==== PROVIDED INFORMATION ====
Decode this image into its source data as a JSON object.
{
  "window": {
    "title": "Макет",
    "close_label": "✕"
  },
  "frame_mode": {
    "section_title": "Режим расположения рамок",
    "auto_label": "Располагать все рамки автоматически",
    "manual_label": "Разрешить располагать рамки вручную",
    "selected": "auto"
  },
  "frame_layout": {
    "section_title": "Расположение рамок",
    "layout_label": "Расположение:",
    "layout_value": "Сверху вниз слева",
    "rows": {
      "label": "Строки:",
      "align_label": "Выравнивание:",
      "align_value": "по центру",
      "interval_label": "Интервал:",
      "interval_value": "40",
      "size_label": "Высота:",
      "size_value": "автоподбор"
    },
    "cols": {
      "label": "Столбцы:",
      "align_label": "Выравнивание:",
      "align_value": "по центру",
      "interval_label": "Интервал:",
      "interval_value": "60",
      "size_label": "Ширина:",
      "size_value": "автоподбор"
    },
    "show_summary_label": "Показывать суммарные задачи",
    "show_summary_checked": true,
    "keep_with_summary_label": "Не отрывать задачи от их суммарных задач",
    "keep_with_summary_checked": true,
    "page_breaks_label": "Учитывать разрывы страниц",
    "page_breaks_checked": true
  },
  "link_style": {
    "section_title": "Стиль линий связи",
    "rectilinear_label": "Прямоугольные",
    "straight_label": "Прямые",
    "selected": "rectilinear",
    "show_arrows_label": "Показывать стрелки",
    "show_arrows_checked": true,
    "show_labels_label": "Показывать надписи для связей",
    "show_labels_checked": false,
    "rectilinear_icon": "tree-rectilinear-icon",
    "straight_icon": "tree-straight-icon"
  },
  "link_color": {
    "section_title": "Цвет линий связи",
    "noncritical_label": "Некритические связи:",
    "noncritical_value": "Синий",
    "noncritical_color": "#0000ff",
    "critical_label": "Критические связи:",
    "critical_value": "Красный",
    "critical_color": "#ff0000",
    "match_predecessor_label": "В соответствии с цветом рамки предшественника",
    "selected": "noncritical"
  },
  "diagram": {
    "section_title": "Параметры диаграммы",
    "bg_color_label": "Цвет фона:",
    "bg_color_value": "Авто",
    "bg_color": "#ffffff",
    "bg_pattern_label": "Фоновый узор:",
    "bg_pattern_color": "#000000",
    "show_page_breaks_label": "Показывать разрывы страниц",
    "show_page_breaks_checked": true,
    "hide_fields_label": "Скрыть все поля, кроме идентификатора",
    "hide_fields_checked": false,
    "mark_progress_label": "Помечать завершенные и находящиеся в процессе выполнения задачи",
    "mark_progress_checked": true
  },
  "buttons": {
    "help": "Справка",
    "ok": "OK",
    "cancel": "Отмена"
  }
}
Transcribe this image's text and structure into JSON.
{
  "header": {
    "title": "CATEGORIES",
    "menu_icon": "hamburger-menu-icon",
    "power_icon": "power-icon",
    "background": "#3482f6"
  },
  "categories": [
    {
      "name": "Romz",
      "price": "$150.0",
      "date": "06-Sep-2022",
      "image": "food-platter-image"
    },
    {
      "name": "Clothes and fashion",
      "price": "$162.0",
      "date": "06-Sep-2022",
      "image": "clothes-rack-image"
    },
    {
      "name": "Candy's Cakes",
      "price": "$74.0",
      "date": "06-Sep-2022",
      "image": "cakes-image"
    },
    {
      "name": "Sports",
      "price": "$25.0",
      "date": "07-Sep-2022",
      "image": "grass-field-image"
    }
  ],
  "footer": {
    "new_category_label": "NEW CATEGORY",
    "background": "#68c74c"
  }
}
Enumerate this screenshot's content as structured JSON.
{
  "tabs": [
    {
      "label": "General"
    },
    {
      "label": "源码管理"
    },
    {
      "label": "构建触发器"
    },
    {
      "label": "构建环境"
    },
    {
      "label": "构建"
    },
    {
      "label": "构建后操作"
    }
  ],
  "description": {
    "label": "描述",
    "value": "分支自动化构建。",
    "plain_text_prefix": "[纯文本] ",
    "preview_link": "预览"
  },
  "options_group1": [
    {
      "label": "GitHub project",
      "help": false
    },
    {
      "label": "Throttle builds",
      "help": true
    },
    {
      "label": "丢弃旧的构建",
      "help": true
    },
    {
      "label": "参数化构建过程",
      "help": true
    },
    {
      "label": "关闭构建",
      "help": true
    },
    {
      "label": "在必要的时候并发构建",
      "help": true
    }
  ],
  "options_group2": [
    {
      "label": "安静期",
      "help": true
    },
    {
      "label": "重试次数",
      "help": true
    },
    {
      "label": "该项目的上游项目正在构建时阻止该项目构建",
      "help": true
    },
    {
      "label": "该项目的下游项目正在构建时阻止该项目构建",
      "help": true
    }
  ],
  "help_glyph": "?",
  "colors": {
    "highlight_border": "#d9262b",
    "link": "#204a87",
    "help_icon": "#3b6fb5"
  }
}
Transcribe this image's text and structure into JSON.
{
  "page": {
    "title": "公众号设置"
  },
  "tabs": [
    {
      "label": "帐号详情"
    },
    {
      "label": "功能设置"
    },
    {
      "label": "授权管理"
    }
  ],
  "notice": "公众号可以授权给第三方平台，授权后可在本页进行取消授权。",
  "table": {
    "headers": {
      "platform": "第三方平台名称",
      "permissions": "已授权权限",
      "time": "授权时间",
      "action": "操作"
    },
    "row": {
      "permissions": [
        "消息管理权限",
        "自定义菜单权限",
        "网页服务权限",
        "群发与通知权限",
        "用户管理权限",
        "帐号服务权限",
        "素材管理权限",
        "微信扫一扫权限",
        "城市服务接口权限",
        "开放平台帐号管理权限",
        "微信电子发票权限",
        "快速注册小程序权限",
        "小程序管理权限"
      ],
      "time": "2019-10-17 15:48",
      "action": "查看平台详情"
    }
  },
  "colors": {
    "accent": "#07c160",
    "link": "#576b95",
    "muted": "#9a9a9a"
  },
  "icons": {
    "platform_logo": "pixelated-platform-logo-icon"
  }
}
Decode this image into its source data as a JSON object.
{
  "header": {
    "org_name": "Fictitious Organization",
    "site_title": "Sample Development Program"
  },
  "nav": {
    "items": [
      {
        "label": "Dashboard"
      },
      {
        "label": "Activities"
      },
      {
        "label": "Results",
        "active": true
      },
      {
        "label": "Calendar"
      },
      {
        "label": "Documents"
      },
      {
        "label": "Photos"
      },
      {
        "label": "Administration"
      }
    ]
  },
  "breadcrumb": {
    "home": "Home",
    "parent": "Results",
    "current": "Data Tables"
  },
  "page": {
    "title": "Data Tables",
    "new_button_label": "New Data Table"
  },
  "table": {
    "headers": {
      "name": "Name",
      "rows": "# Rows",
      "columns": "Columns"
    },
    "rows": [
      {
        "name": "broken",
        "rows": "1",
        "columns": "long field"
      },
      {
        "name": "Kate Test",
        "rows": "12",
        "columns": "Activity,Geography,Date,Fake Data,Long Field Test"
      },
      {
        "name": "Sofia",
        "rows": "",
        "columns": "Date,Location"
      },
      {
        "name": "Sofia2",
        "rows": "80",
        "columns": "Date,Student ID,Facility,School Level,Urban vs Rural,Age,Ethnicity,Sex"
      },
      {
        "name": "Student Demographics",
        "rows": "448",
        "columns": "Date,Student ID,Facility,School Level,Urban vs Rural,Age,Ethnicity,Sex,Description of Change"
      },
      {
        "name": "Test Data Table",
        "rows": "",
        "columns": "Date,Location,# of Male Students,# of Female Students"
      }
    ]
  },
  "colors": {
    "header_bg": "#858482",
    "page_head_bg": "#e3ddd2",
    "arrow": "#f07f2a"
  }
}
====
TASK:
The lines above should be duplicated exactly.

EXPECTED OUTPUT:
Decode this image into its source data as a JSON object.
{
  "window": {
    "title": "Макет",
    "close_label": "✕"
  },
  "frame_mode": {
    "section_title": "Режим расположения рамок",
    "auto_label": "Располагать все рамки автоматически",
    "manual_label": "Разрешить располагать рамки вручную",
    "selected": "auto"
  },
  "frame_layout": {
    "section_title": "Расположение рамок",
    "layout_label": "Расположение:",
    "layout_value": "Сверху вниз слева",
    "rows": {
      "label": "Строки:",
      "align_label": "Выравнивание:",
      "align_value": "по центру",
      "interval_label": "Интервал:",
      "interval_value": "40",
      "size_label": "Высота:",
      "size_value": "автоподбор"
    },
    "cols": {
      "label": "Столбцы:",
      "align_label": "Выравнивание:",
      "align_value": "по центру",
      "interval_label": "Интервал:",
      "interval_value": "60",
      "size_label": "Ширина:",
      "size_value": "автоподбор"
    },
    "show_summary_label": "Показывать суммарные задачи",
    "show_summary_checked": true,
    "keep_with_summary_label": "Не отрывать задачи от их суммарных задач",
    "keep_with_summary_checked": true,
    "page_breaks_label": "Учитывать разрывы страниц",
    "page_breaks_checked": true
  },
  "link_style": {
    "section_title": "Стиль линий связи",
    "rectilinear_label": "Прямоугольные",
    "straight_label": "Прямые",
    "selected": "rectilinear",
    "show_arrows_label": "Показывать стрелки",
    "show_arrows_checked": true,
    "show_labels_label": "Показывать надписи для связей",
    "show_labels_checked": false,
    "rectilinear_icon": "tree-rectilinear-icon",
    "straight_icon": "tree-straight-icon"
  },
  "link_color": {
    "section_title": "Цвет линий связи",
    "noncritical_label": "Некритические связи:",
    "noncritical_value": "Синий",
    "noncritical_color": "#0000ff",
    "critical_label": "Критические связи:",
    "critical_value": "Красный",
    "critical_color": "#ff0000",
    "match_predecessor_label": "В соответствии с цветом рамки предшественника",
    "selected": "noncritical"
  },
  "diagram": {
    "section_title": "Параметры диаграммы",
    "bg_color_label": "Цвет фона:",
    "bg_color_value": "Авто",
    "bg_color": "#ffffff",
    "bg_pattern_label": "Фоновый узор:",
    "bg_pattern_color": "#000000",
    "show_page_breaks_label": "Показывать разрывы страниц",
    "show_page_breaks_checked": true,
    "hide_fields_label": "Скрыть все поля, кроме идентификатора",
    "hide_fields_checked": false,
    "mark_progress_label": "Помечать завершенные и находящиеся в процессе выполнения задачи",
    "mark_progress_checked": true
  },
  "buttons": {
    "help": "Справка",
    "ok": "OK",
    "cancel": "Отмена"
  }
}
Transcribe this image's text and structure into JSON.
{
  "header": {
    "title": "CATEGORIES",
    "menu_icon": "hamburger-menu-icon",
    "power_icon": "power-icon",
    "background": "#3482f6"
  },
  "categories": [
    {
      "name": "Romz",
      "price": "$150.0",
      "date": "06-Sep-2022",
      "image": "food-platter-image"
    },
    {
      "name": "Clothes and fashion",
      "price": "$162.0",
      "date": "06-Sep-2022",
      "image": "clothes-rack-image"
    },
    {
      "name": "Candy's Cakes",
      "price": "$74.0",
      "date": "06-Sep-2022",
      "image": "cakes-image"
    },
    {
      "name": "Sports",
      "price": "$25.0",
      "date": "07-Sep-2022",
      "image": "grass-field-image"
    }
  ],
  "footer": {
    "new_category_label": "NEW CATEGORY",
    "background": "#68c74c"
  }
}
Enumerate this screenshot's content as structured JSON.
{
  "tabs": [
    {
      "label": "General"
    },
    {
      "label": "源码管理"
    },
    {
      "label": "构建触发器"
    },
    {
      "label": "构建环境"
    },
    {
      "label": "构建"
    },
    {
      "label": "构建后操作"
    }
  ],
  "description": {
    "label": "描述",
    "value": "分支自动化构建。",
    "plain_text_prefix": "[纯文本] ",
    "preview_link": "预览"
  },
  "options_group1": [
    {
      "label": "GitHub project",
      "help": false
    },
    {
      "label": "Throttle builds",
      "help": true
    },
    {
      "label": "丢弃旧的构建",
      "help": true
    },
    {
      "label": "参数化构建过程",
      "help": true
    },
    {
      "label": "关闭构建",
      "help": true
    },
    {
      "label": "在必要的时候并发构建",
      "help": true
    }
  ],
  "options_group2": [
    {
      "label": "安静期",
      "help": true
    },
    {
      "label": "重试次数",
      "help": true
    },
    {
      "label": "该项目的上游项目正在构建时阻止该项目构建",
      "help": true
    },
    {
      "label": "该项目的下游项目正在构建时阻止该项目构建",
      "help": true
    }
  ],
  "help_glyph": "?",
  "colors": {
    "highlight_border": "#d9262b",
    "link": "#204a87",
    "help_icon": "#3b6fb5"
  }
}
Transcribe this image's text and structure into JSON.
{
  "page": {
    "title": "公众号设置"
  },
  "tabs": [
    {
      "label": "帐号详情"
    },
    {
      "label": "功能设置"
    },
    {
      "label": "授权管理"
    }
  ],
  "notice": "公众号可以授权给第三方平台，授权后可在本页进行取消授权。",
  "table": {
    "headers": {
      "platform": "第三方平台名称",
      "permissions": "已授权权限",
      "time": "授权时间",
      "action": "操作"
    },
    "row": {
      "permissions": [
        "消息管理权限",
        "自定义菜单权限",
        "网页服务权限",
        "群发与通知权限",
        "用户管理权限",
        "帐号服务权限",
        "素材管理权限",
        "微信扫一扫权限",
        "城市服务接口权限",
        "开放平台帐号管理权限",
        "微信电子发票权限",
        "快速注册小程序权限",
        "小程序管理权限"
      ],
      "time": "2019-10-17 15:48",
      "action": "查看平台详情"
    }
  },
  "colors": {
    "accent": "#07c160",
    "link": "#576b95",
    "muted": "#9a9a9a"
  },
  "icons": {
    "platform_logo": "pixelated-platform-logo-icon"
  }
}
Decode this image into its source data as a JSON object.
{
  "header": {
    "org_name": "Fictitious Organization",
    "site_title": "Sample Development Program"
  },
  "nav": {
    "items": [
      {
        "label": "Dashboard"
      },
      {
        "label": "Activities"
      },
      {
        "label": "Results",
        "active": true
      },
      {
        "label": "Calendar"
      },
      {
        "label": "Documents"
      },
      {
        "label": "Photos"
      },
      {
        "label": "Administration"
      }
    ]
  },
  "breadcrumb": {
    "home": "Home",
    "parent": "Results",
    "current": "Data Tables"
  },
  "page": {
    "title": "Data Tables",
    "new_button_label": "New Data Table"
  },
  "table": {
    "headers": {
      "name": "Name",
      "rows": "# Rows",
      "columns": "Columns"
    },
    "rows": [
      {
        "name": "broken",
        "rows": "1",
        "columns": "long field"
      },
      {
        "name": "Kate Test",
        "rows": "12",
        "columns": "Activity,Geography,Date,Fake Data,Long Field Test"
      },
      {
        "name": "Sofia",
        "rows": "",
        "columns": "Date,Location"
      },
      {
        "name": "Sofia2",
        "rows": "80",
        "columns": "Date,Student ID,Facility,School Level,Urban vs Rural,Age,Ethnicity,Sex"
      },
      {
        "name": "Student Demographics",
        "rows": "448",
        "columns": "Date,Student ID,Facility,School Level,Urban vs Rural,Age,Ethnicity,Sex,Description of Change"
      },
      {
        "name": "Test Data Table",
        "rows": "",
        "columns": "Date,Location,# of Male Students,# of Female Students"
      }
    ]
  },
  "colors": {
    "header_bg": "#858482",
    "page_head_bg": "#e3ddd2",
    "arrow": "#f07f2a"
  }
}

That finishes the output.